--- TASK DIRECTIONS ---
Carry on the NFL draft live blog below, picking up after its last entry.

3:30: FFFFFFFFUUUUUUUUUUUUUCCCCCCCCCCKKKKKKKKK. Fuck you Al Davis. I hate you. If the Raiders ever get it together, a Black and Silver McFadden jersey will be by far the best selling jersey. It will already be the most bad ass jersey in the league.
3:35: Glen Dorsey is on the phone with Kansas City. He’s now crying. God dammit. Gholston is on the top of the board for the Jets. Herm Edwards will like his emotions since he’s crying.
3:40: Please trade down, please trade down, please trade down.
3:41: Please don’t take Gholston, please don’t take Gholston, please don’t take Gholston. I’m pretty sure he’ll be a bust. Someone on KSK said that the Jets have the sixth pick in a 5 player draft. I agree.
3:44: Mel Kiper just said that the intensity with Gholston wavered game to game. The idiot Jets fans are chanting for him. Even Herbstreit said he only had one good game. Jaws ripped him.
3:47: I hate life right now. I like using the sixth pick for a guy who’s intensity has been questioned by everyone and is rumored to be on ‘roids. FUCK!
3:53: My good friend Jack has been brought out. I need it right now.
3:54: And the Pats traded down. There’s a reason they’re the best organization in the league.

--- ENTRIES SHOWN ---
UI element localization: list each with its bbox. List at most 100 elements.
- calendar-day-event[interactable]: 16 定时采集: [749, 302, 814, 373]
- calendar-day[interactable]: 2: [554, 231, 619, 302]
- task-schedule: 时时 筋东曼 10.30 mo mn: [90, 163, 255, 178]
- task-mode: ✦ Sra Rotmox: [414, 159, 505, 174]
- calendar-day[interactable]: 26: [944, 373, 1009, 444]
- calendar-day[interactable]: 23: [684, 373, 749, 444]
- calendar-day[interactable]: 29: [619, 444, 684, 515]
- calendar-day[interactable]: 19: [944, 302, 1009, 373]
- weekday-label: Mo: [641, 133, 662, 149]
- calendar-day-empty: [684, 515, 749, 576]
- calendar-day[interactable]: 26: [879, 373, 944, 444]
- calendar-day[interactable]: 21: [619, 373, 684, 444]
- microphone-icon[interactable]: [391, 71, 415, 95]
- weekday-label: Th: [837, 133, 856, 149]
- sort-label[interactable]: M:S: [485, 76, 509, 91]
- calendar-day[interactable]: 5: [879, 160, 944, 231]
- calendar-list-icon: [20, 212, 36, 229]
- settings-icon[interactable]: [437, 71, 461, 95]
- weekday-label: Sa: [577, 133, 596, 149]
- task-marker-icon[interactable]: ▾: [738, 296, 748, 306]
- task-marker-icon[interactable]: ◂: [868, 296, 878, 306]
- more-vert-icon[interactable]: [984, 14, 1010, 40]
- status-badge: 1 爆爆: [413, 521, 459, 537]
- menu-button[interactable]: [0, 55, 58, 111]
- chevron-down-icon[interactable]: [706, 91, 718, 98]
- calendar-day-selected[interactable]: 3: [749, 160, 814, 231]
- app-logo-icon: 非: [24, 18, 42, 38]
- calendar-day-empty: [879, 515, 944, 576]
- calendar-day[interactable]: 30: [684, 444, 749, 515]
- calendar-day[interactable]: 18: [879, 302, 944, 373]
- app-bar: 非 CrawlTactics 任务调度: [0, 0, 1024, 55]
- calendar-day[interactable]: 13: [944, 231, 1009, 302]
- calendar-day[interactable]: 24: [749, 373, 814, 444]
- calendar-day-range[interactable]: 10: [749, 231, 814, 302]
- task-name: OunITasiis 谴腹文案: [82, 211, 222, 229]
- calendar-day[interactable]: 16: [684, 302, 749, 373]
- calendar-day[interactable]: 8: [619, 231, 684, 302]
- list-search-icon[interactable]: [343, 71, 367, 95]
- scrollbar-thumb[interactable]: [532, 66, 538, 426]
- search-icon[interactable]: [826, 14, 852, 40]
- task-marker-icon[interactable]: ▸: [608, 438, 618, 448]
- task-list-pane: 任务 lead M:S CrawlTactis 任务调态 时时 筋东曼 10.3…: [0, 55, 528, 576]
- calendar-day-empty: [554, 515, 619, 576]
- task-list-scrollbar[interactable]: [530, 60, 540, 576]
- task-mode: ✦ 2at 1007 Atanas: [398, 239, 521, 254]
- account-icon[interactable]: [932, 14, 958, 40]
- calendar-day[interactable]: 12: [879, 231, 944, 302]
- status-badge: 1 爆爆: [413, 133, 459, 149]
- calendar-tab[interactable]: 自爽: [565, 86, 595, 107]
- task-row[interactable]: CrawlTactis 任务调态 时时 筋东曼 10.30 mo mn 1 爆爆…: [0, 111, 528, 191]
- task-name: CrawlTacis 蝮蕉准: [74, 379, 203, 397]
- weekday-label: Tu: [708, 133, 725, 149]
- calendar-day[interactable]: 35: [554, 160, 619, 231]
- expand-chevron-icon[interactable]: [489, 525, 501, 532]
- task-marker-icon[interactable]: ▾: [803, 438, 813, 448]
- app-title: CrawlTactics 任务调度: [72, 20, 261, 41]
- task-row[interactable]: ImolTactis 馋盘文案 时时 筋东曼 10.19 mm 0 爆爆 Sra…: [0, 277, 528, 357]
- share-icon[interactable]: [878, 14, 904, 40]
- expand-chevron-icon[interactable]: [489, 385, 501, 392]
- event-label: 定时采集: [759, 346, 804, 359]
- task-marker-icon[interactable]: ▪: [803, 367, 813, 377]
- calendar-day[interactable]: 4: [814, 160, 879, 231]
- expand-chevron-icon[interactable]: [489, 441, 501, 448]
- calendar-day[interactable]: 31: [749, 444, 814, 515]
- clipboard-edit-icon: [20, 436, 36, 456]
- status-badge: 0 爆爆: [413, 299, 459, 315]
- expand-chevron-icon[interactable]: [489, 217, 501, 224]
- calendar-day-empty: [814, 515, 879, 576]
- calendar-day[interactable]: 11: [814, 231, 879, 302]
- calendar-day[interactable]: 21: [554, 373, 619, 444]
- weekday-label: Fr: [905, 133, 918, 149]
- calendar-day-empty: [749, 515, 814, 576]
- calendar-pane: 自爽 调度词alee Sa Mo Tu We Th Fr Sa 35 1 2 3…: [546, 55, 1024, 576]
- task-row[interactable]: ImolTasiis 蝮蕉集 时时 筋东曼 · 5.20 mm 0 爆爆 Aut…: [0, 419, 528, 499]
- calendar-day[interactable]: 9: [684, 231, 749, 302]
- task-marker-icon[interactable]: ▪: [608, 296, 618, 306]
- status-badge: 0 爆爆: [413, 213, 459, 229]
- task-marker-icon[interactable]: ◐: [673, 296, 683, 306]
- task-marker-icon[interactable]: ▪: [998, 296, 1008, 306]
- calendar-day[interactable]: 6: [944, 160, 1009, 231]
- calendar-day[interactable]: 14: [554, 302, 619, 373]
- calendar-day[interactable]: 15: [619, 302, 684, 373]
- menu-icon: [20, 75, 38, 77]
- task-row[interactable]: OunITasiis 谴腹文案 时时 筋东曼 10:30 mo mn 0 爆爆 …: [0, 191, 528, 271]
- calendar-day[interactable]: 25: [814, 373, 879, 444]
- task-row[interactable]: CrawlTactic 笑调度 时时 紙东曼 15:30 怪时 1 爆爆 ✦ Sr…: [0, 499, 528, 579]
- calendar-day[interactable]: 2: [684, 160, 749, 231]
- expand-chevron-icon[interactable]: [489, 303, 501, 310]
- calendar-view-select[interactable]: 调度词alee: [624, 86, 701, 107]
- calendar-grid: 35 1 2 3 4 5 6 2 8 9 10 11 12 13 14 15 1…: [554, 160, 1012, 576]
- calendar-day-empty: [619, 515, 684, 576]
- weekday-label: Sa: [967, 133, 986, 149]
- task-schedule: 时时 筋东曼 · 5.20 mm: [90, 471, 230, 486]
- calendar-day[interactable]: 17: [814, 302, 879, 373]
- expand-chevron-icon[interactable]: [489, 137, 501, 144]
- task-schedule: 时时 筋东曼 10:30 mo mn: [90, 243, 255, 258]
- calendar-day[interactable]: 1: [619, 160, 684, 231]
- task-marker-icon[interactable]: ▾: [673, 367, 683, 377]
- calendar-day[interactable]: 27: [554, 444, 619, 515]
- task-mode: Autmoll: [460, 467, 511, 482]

--- WRITTEN RESPONSE ---
3:56: Sedrick Ellis to the Saints. I guess they were satisfied with the last Trojan they took.
3:57: Jacksonville traded up? Wow.
3:59: We have our first Mel Kiper reach comment. He’s the absolute best. He’s not involved nearly enough in this today.
4:03: Derrick Harvey. Ok, I’m officially at the point where I don’t have too much opinion on guys. Mel Kiper doesn’t like the pick. That’s good enough for me. Berman questioned Kiper’s Big Board. He did not take that well.
4:15: Jets fans boo the Patriots pick. We’re all about losing the war but winning minor battles.
4:17: I’ve finally figured out Keyshawn’s outfit. In the words of Barry Pepper in The 25th Hour, “Do the ladies tell you to look like an optical illusion?”
4:21: Leodis McKelvin gets picked by Buffalo. With McFadden, us Micks are doing well in this draft. Wait, they’re not really Irish?
4:22: For some reason, they’re playing “Rocky Mountain High”. That John Denver, he’s full of shit.
4:22: Let’s hope Jonathan Stewart can get out of his contract from the Daily Show and fix his toe so he can play for the Panthers.
4:34: Anyone else excited for E:60 talking to Mike Tyson? Pretty much anything Mike Tyson is involved in I will want to watch. In fact, let’s go to youtube and start looking for Mike Tyson stuff since I’m done watching McFadden on youtube.
4:39: If we’re going to go on a run of tackles, I might be passing out sooner than I though.
4:41: Wait, Sal Palantonio has been around the Eagles a lot in the past few months? You’re kidding me. Anyway, the Lions are up and not one WR has been selected yet. C’mon Devin Thomas.
4:47: Kansas City takes Branden Albert, another offensive lineman.
5:00: Gosder Cherilus? Who the fuck is that? That’s really someone’s name?
5:01: If you can’t tell, this episode has been losing steam for awhile. I’m just trying to get through the Washington, Dallas, Pittsburgh picks.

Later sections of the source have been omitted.